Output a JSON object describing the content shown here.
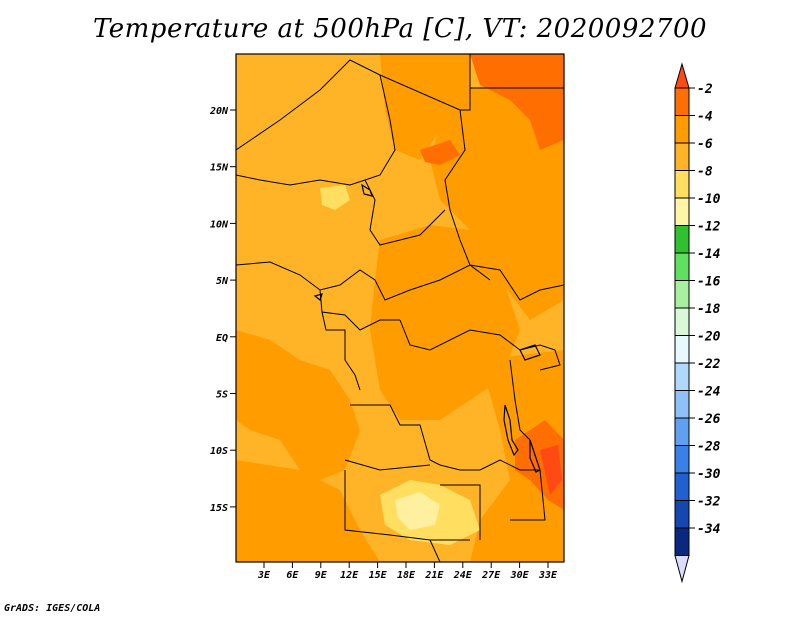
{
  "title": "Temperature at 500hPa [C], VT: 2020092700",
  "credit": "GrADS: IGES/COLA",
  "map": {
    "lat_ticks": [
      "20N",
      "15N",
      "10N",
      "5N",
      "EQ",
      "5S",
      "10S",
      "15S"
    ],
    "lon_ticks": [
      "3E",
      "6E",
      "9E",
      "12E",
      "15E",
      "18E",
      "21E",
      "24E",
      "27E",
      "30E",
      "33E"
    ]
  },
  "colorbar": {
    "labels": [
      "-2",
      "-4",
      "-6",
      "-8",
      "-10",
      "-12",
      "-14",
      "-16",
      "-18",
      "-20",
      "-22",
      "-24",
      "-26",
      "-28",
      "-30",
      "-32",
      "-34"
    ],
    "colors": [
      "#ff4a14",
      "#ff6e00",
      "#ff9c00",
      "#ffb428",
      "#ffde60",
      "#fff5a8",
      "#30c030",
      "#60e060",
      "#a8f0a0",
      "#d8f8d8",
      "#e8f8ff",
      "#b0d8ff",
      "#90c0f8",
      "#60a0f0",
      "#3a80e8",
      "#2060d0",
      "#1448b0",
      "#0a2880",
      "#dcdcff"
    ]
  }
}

━━━━━━

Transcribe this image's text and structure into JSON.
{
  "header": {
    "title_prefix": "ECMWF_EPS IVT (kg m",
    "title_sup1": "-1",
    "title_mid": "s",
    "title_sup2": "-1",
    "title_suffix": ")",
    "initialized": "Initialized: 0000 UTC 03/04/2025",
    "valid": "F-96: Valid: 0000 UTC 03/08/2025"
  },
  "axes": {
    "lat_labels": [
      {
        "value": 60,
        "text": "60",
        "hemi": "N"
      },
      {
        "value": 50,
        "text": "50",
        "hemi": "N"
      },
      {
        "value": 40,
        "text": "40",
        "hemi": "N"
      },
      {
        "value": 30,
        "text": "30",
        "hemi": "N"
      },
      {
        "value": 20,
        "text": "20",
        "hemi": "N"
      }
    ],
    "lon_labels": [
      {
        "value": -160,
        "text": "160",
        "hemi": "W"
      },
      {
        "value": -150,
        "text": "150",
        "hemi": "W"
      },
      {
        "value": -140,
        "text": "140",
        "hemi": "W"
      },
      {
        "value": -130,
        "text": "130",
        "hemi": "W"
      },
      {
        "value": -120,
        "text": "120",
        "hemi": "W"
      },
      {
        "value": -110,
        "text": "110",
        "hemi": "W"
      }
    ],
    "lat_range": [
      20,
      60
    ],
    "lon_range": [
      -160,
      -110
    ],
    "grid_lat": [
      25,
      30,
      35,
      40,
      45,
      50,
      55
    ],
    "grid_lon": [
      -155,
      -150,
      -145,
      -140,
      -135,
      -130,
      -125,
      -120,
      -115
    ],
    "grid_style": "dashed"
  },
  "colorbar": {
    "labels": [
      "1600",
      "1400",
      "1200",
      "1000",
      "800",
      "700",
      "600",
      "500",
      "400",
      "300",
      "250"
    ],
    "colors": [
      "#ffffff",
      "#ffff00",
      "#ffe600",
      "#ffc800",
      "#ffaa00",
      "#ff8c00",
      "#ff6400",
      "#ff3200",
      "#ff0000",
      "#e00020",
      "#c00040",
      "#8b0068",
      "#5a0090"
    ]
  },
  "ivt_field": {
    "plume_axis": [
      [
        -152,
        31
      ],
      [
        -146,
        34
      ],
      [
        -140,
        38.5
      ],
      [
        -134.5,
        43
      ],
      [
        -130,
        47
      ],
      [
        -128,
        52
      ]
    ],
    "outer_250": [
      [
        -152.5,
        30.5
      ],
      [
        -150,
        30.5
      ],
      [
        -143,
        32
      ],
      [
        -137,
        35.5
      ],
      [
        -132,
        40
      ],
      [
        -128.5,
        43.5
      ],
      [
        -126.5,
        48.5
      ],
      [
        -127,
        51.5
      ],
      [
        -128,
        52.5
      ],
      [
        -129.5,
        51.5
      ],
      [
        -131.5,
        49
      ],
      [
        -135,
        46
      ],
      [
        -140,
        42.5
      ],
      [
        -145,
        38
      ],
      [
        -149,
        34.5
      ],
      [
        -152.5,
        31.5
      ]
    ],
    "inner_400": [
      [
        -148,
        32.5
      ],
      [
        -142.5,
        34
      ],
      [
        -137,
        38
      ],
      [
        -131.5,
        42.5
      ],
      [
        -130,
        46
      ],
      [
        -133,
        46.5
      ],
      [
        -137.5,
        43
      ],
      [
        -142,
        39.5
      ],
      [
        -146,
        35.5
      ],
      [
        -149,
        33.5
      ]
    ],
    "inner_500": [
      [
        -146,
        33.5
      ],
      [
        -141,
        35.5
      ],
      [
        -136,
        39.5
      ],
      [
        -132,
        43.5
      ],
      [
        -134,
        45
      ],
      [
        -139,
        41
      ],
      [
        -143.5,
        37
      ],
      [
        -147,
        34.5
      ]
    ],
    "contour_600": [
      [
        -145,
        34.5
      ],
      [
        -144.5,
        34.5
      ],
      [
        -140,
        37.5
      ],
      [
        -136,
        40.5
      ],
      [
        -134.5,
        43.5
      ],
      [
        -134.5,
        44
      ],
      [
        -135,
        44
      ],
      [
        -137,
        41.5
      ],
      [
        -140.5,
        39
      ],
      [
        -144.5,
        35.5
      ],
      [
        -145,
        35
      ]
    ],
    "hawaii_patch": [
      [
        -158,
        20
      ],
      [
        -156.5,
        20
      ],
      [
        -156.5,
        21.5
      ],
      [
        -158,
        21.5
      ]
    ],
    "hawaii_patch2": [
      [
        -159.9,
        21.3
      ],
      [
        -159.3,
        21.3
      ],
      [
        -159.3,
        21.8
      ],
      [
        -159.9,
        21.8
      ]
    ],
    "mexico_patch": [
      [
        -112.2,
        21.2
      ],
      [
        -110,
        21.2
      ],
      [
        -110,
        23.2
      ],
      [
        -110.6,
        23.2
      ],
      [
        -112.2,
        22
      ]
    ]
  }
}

━━━━━━

-- BRIEF --
Gather each line from the entries above that includes the word "text".

-- SOLVED PROBLEM --
Transcribe this image's text and structure into JSON.
        "text": "60",
        "text": "50",
        "text": "40",
        "text": "30",
        "text": "20",
        "text": "160",
        "text": "150",
        "text": "140",
        "text": "130",
        "text": "120",
        "text": "110",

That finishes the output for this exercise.